— START OF Materials provided —

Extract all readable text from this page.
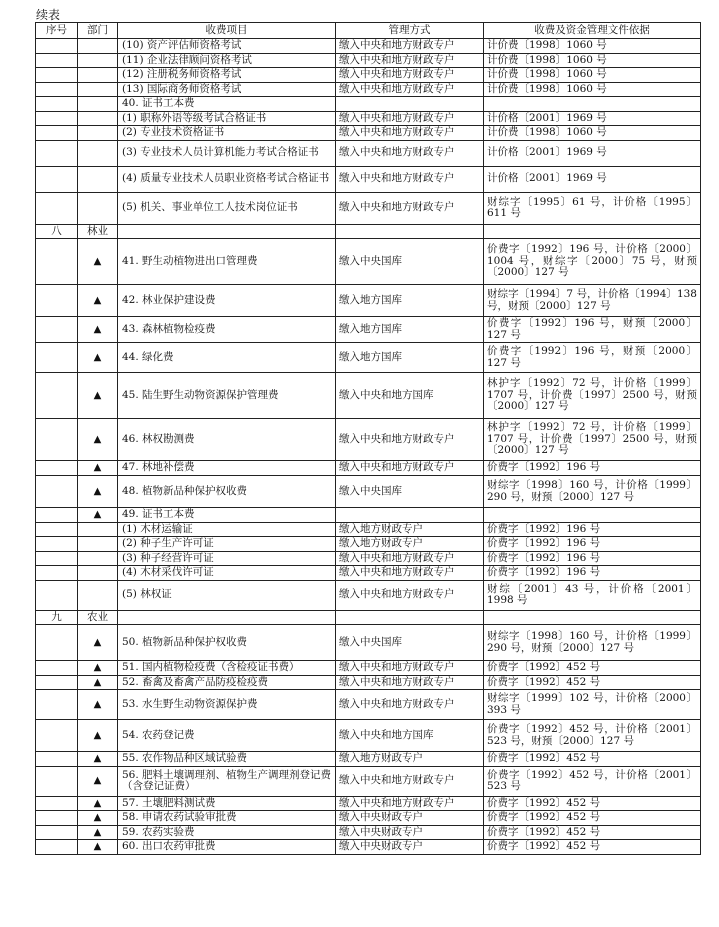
续表
序号	部门	收费项目	管理方式	收费及资金管理文件依据
		(10) 资产评估师资格考试	缴入中央和地方财政专户	计价费〔1998〕1060 号
		(11) 企业法律顾问资格考试	缴入中央和地方财政专户	计价费〔1998〕1060 号
		(12) 注册税务师资格考试	缴入中央和地方财政专户	计价费〔1998〕1060 号
		(13) 国际商务师资格考试	缴入中央和地方财政专户	计价费〔1998〕1060 号
		40. 证书工本费		
		(1) 职称外语等级考试合格证书	缴入中央和地方财政专户	计价格〔2001〕1969 号
		(2) 专业技术资格证书	缴入中央和地方财政专户	计价费〔1998〕1060 号
		(3) 专业技术人员计算机能力考试合格证书	缴入中央和地方财政专户	计价格〔2001〕1969 号
		(4) 质量专业技术人员职业资格考试合格证书	缴入中央和地方财政专户	计价格〔2001〕1969 号
		(5) 机关、事业单位工人技术岗位证书	缴入中央和地方财政专户	财综字〔1995〕61 号，计价格〔1995〕611 号
八	林业			
	▲	41. 野生动植物进出口管理费	缴入中央国库	价费字〔1992〕196 号，计价格〔2000〕1004 号，财综字〔2000〕75 号，财预〔2000〕127 号
	▲	42. 林业保护建设费	缴入地方国库	财综字〔1994〕7 号，计价格〔1994〕138 号，财预〔2000〕127 号
	▲	43. 森林植物检疫费	缴入地方国库	价费字〔1992〕196 号，财预〔2000〕127 号
	▲	44. 绿化费	缴入地方国库	价费字〔1992〕196 号，财预〔2000〕127 号
	▲	45. 陆生野生动物资源保护管理费	缴入中央和地方国库	林护字〔1992〕72 号，计价格〔1999〕1707 号，计价费〔1997〕2500 号，财预〔2000〕127 号
	▲	46. 林权勘测费	缴入中央和地方财政专户	林护字〔1992〕72 号，计价格〔1999〕1707 号，计价费〔1997〕2500 号，财预〔2000〕127 号
	▲	47. 林地补偿费	缴入中央和地方财政专户	价费字〔1992〕196 号
	▲	48. 植物新品种保护权收费	缴入中央国库	财综字〔1998〕160 号，计价格〔1999〕290 号，财预〔2000〕127 号
	▲	49. 证书工本费		
		(1) 木材运输证	缴入地方财政专户	价费字〔1992〕196 号
		(2) 种子生产许可证	缴入地方财政专户	价费字〔1992〕196 号
		(3) 种子经营许可证	缴入中央和地方财政专户	价费字〔1992〕196 号
		(4) 木材采伐许可证	缴入中央和地方财政专户	价费字〔1992〕196 号
		(5) 林权证	缴入中央和地方财政专户	财综〔2001〕43 号，计价格〔2001〕1998 号
九	农业			
	▲	50. 植物新品种保护权收费	缴入中央国库	财综字〔1998〕160 号，计价格〔1999〕290 号，财预〔2000〕127 号
	▲	51. 国内植物检疫费（含检疫证书费）	缴入中央和地方财政专户	价费字〔1992〕452 号
	▲	52. 畜禽及畜禽产品防疫检疫费	缴入中央和地方财政专户	价费字〔1992〕452 号
	▲	53. 水生野生动物资源保护费	缴入中央和地方财政专户	财综字〔1999〕102 号，计价格〔2000〕393 号
	▲	54. 农药登记费	缴入中央和地方国库	价费字〔1992〕452 号，计价格〔2001〕523 号，财预〔2000〕127 号
	▲	55. 农作物品种区域试验费	缴入地方财政专户	价费字〔1992〕452 号
	▲	56. 肥料土壤调理剂、植物生产调理剂登记费（含登记证费）	缴入中央和地方财政专户	价费字〔1992〕452 号，计价格〔2001〕523 号
	▲	57. 土壤肥料测试费	缴入中央和地方财政专户	价费字〔1992〕452 号
	▲	58. 申请农药试验审批费	缴入中央财政专户	价费字〔1992〕452 号
	▲	59. 农药实验费	缴入中央财政专户	价费字〔1992〕452 号
	▲	60. 出口农药审批费	缴入中央财政专户	价费字〔1992〕452 号
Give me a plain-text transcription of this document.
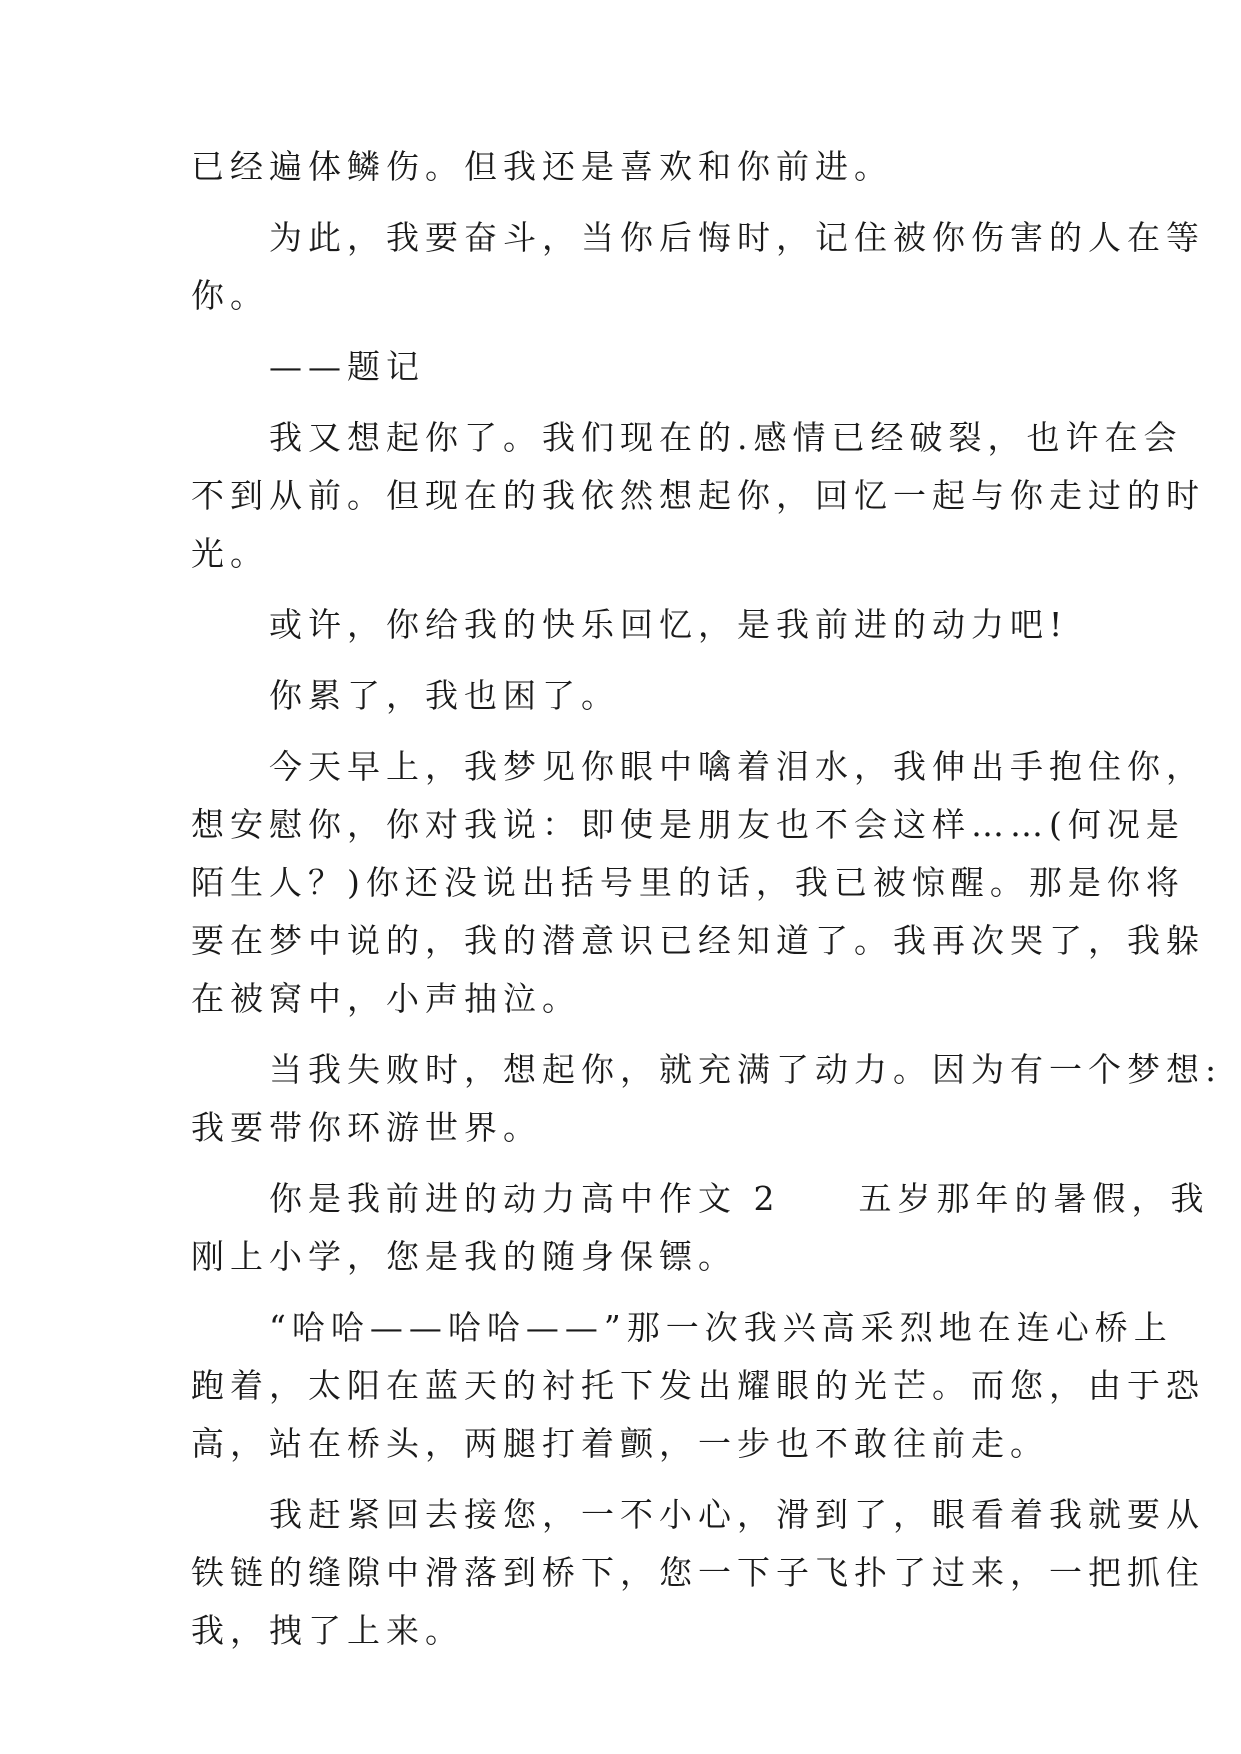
已经遍体鳞伤。但我还是喜欢和你前进。
　　为此，我要奋斗，当你后悔时，记住被你伤害的人在等
你。
　　——题记
　　我又想起你了。我们现在的.感情已经破裂，也许在会
不到从前。但现在的我依然想起你，回忆一起与你走过的时
光。
　　或许，你给我的快乐回忆，是我前进的动力吧!
　　你累了，我也困了。
　　今天早上，我梦见你眼中噙着泪水，我伸出手抱住你，
想安慰你，你对我说：即使是朋友也不会这样……(何况是
陌生人？)你还没说出括号里的话，我已被惊醒。那是你将
要在梦中说的，我的潜意识已经知道了。我再次哭了，我躲
在被窝中，小声抽泣。
　　当我失败时，想起你，就充满了动力。因为有一个梦想:
我要带你环游世界。
　　你是我前进的动力高中作文 2　　五岁那年的暑假，我
刚上小学，您是我的随身保镖。
　　“哈哈——哈哈——”那一次我兴高采烈地在连心桥上
跑着，太阳在蓝天的衬托下发出耀眼的光芒。而您，由于恐
高，站在桥头，两腿打着颤，一步也不敢往前走。
　　我赶紧回去接您，一不小心，滑到了，眼看着我就要从
铁链的缝隙中滑落到桥下，您一下子飞扑了过来，一把抓住
我，拽了上来。
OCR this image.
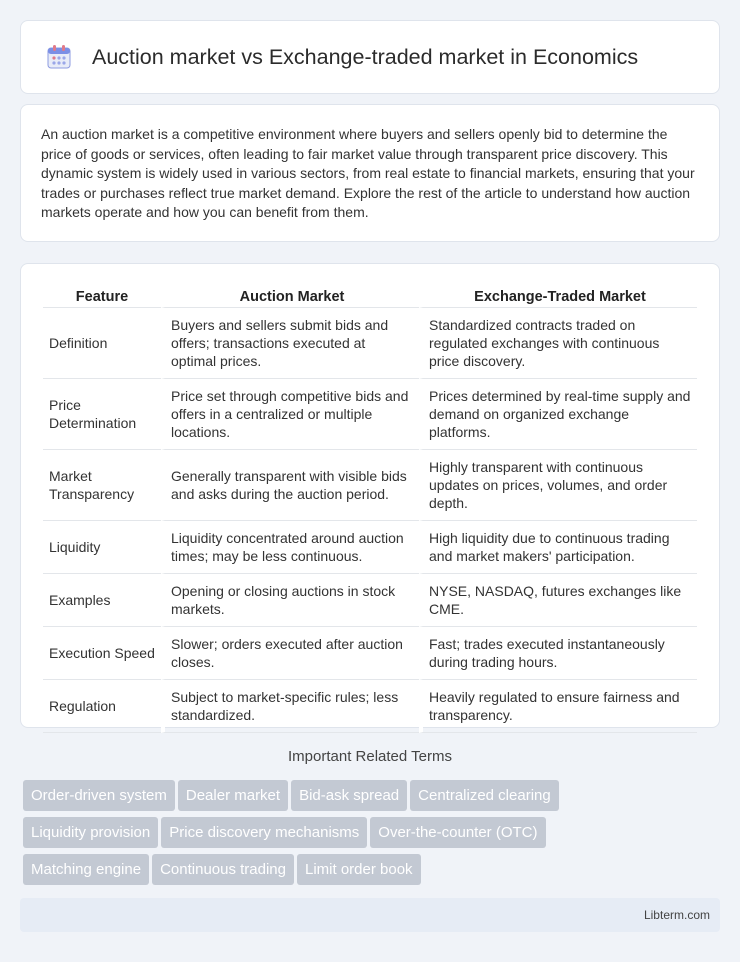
Auction market vs Exchange-traded market in Economics

An auction market is a competitive environment where buyers and sellers openly bid to determine the price of goods or services, often leading to fair market value through transparent price discovery. This dynamic system is widely used in various sectors, from real estate to financial markets, ensuring that your trades or purchases reflect true market demand. Explore the rest of the article to understand how auction markets operate and how you can benefit from them.

Feature	Auction Market	Exchange-Traded Market
Definition	Buyers and sellers submit bids and offers; transactions executed at optimal prices.	Standardized contracts traded on regulated exchanges with continuous price discovery.
Price Determination	Price set through competitive bids and offers in a centralized or multiple locations.	Prices determined by real-time supply and demand on organized exchange platforms.
Market Transparency	Generally transparent with visible bids and asks during the auction period.	Highly transparent with continuous updates on prices, volumes, and order depth.
Liquidity	Liquidity concentrated around auction times; may be less continuous.	High liquidity due to continuous trading and market makers' participation.
Examples	Opening or closing auctions in stock markets.	NYSE, NASDAQ, futures exchanges like CME.
Execution Speed	Slower; orders executed after auction closes.	Fast; trades executed instantaneously during trading hours.
Regulation	Subject to market-specific rules; less standardized.	Heavily regulated to ensure fairness and transparency.
Important Related Terms
Order-driven system Dealer market Bid-ask spread Centralized clearing
Liquidity provision Price discovery mechanisms Over-the-counter (OTC)
Matching engine Continuous trading Limit order book
Libterm.com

— END OF Materials provided —

Task objective: Reproduce all of the data exactly; the pictures do not belong in the copy.

Written response:
Extract all readable text from this page.
续表
序号	部门	收费项目	管理方式	收费及资金管理文件依据
		(10) 资产评估师资格考试	缴入中央和地方财政专户	计价费〔1998〕1060 号
		(11) 企业法律顾问资格考试	缴入中央和地方财政专户	计价费〔1998〕1060 号
		(12) 注册税务师资格考试	缴入中央和地方财政专户	计价费〔1998〕1060 号
		(13) 国际商务师资格考试	缴入中央和地方财政专户	计价费〔1998〕1060 号
		40. 证书工本费		
		(1) 职称外语等级考试合格证书	缴入中央和地方财政专户	计价格〔2001〕1969 号
		(2) 专业技术资格证书	缴入中央和地方财政专户	计价费〔1998〕1060 号
		(3) 专业技术人员计算机能力考试合格证书	缴入中央和地方财政专户	计价格〔2001〕1969 号
		(4) 质量专业技术人员职业资格考试合格证书	缴入中央和地方财政专户	计价格〔2001〕1969 号
		(5) 机关、事业单位工人技术岗位证书	缴入中央和地方财政专户	财综字〔1995〕61 号，计价格〔1995〕611 号
八	林业			
	▲	41. 野生动植物进出口管理费	缴入中央国库	价费字〔1992〕196 号，计价格〔2000〕1004 号，财综字〔2000〕75 号，财预〔2000〕127 号
	▲	42. 林业保护建设费	缴入地方国库	财综字〔1994〕7 号，计价格〔1994〕138 号，财预〔2000〕127 号
	▲	43. 森林植物检疫费	缴入地方国库	价费字〔1992〕196 号，财预〔2000〕127 号
	▲	44. 绿化费	缴入地方国库	价费字〔1992〕196 号，财预〔2000〕127 号
	▲	45. 陆生野生动物资源保护管理费	缴入中央和地方国库	林护字〔1992〕72 号，计价格〔1999〕1707 号，计价费〔1997〕2500 号，财预〔2000〕127 号
	▲	46. 林权勘测费	缴入中央和地方财政专户	林护字〔1992〕72 号，计价格〔1999〕1707 号，计价费〔1997〕2500 号，财预〔2000〕127 号
	▲	47. 林地补偿费	缴入中央和地方财政专户	价费字〔1992〕196 号
	▲	48. 植物新品种保护权收费	缴入中央国库	财综字〔1998〕160 号，计价格〔1999〕290 号，财预〔2000〕127 号
	▲	49. 证书工本费		
		(1) 木材运输证	缴入地方财政专户	价费字〔1992〕196 号
		(2) 种子生产许可证	缴入地方财政专户	价费字〔1992〕196 号
		(3) 种子经营许可证	缴入中央和地方财政专户	价费字〔1992〕196 号
		(4) 木材采伐许可证	缴入中央和地方财政专户	价费字〔1992〕196 号
		(5) 林权证	缴入中央和地方财政专户	财综〔2001〕43 号，计价格〔2001〕1998 号
九	农业			
	▲	50. 植物新品种保护权收费	缴入中央国库	财综字〔1998〕160 号，计价格〔1999〕290 号，财预〔2000〕127 号
	▲	51. 国内植物检疫费（含检疫证书费）	缴入中央和地方财政专户	价费字〔1992〕452 号
	▲	52. 畜禽及畜禽产品防疫检疫费	缴入中央和地方财政专户	价费字〔1992〕452 号
	▲	53. 水生野生动物资源保护费	缴入中央和地方财政专户	财综字〔1999〕102 号，计价格〔2000〕393 号
	▲	54. 农药登记费	缴入中央和地方国库	价费字〔1992〕452 号，计价格〔2001〕523 号，财预〔2000〕127 号
	▲	55. 农作物品种区域试验费	缴入地方财政专户	价费字〔1992〕452 号
	▲	56. 肥料土壤调理剂、植物生产调理剂登记费（含登记证费）	缴入中央和地方财政专户	价费字〔1992〕452 号，计价格〔2001〕523 号
	▲	57. 土壤肥料测试费	缴入中央和地方财政专户	价费字〔1992〕452 号
	▲	58. 申请农药试验审批费	缴入中央财政专户	价费字〔1992〕452 号
	▲	59. 农药实验费	缴入中央财政专户	价费字〔1992〕452 号
	▲	60. 出口农药审批费	缴入中央财政专户	价费字〔1992〕452 号
Give me a plain-text transcription of this document.
已经遍体鳞伤。但我还是喜欢和你前进。
　　为此，我要奋斗，当你后悔时，记住被你伤害的人在等
你。
　　——题记
　　我又想起你了。我们现在的.感情已经破裂，也许在会
不到从前。但现在的我依然想起你，回忆一起与你走过的时
光。
　　或许，你给我的快乐回忆，是我前进的动力吧!
　　你累了，我也困了。
　　今天早上，我梦见你眼中噙着泪水，我伸出手抱住你，
想安慰你，你对我说：即使是朋友也不会这样……(何况是
陌生人？)你还没说出括号里的话，我已被惊醒。那是你将
要在梦中说的，我的潜意识已经知道了。我再次哭了，我躲
在被窝中，小声抽泣。
　　当我失败时，想起你，就充满了动力。因为有一个梦想:
我要带你环游世界。
　　你是我前进的动力高中作文 2　　五岁那年的暑假，我
刚上小学，您是我的随身保镖。
　　“哈哈——哈哈——”那一次我兴高采烈地在连心桥上
跑着，太阳在蓝天的衬托下发出耀眼的光芒。而您，由于恐
高，站在桥头，两腿打着颤，一步也不敢往前走。
　　我赶紧回去接您，一不小心，滑到了，眼看着我就要从
铁链的缝隙中滑落到桥下，您一下子飞扑了过来，一把抓住
我，拽了上来。
OCR this image.
Auction market vs Exchange-traded market in Economics

An auction market is a competitive environment where buyers and sellers openly bid to determine the price of goods or services, often leading to fair market value through transparent price discovery. This dynamic system is widely used in various sectors, from real estate to financial markets, ensuring that your trades or purchases reflect true market demand. Explore the rest of the article to understand how auction markets operate and how you can benefit from them.

Feature	Auction Market	Exchange-Traded Market
Definition	Buyers and sellers submit bids and offers; transactions executed at optimal prices.	Standardized contracts traded on regulated exchanges with continuous price discovery.
Price Determination	Price set through competitive bids and offers in a centralized or multiple locations.	Prices determined by real-time supply and demand on organized exchange platforms.
Market Transparency	Generally transparent with visible bids and asks during the auction period.	Highly transparent with continuous updates on prices, volumes, and order depth.
Liquidity	Liquidity concentrated around auction times; may be less continuous.	High liquidity due to continuous trading and market makers' participation.
Examples	Opening or closing auctions in stock markets.	NYSE, NASDAQ, futures exchanges like CME.
Execution Speed	Slower; orders executed after auction closes.	Fast; trades executed instantaneously during trading hours.
Regulation	Subject to market-specific rules; less standardized.	Heavily regulated to ensure fairness and transparency.
Important Related Terms
Order-driven system Dealer market Bid-ask spread Centralized clearing
Liquidity provision Price discovery mechanisms Over-the-counter (OTC)
Matching engine Continuous trading Limit order book
Libterm.com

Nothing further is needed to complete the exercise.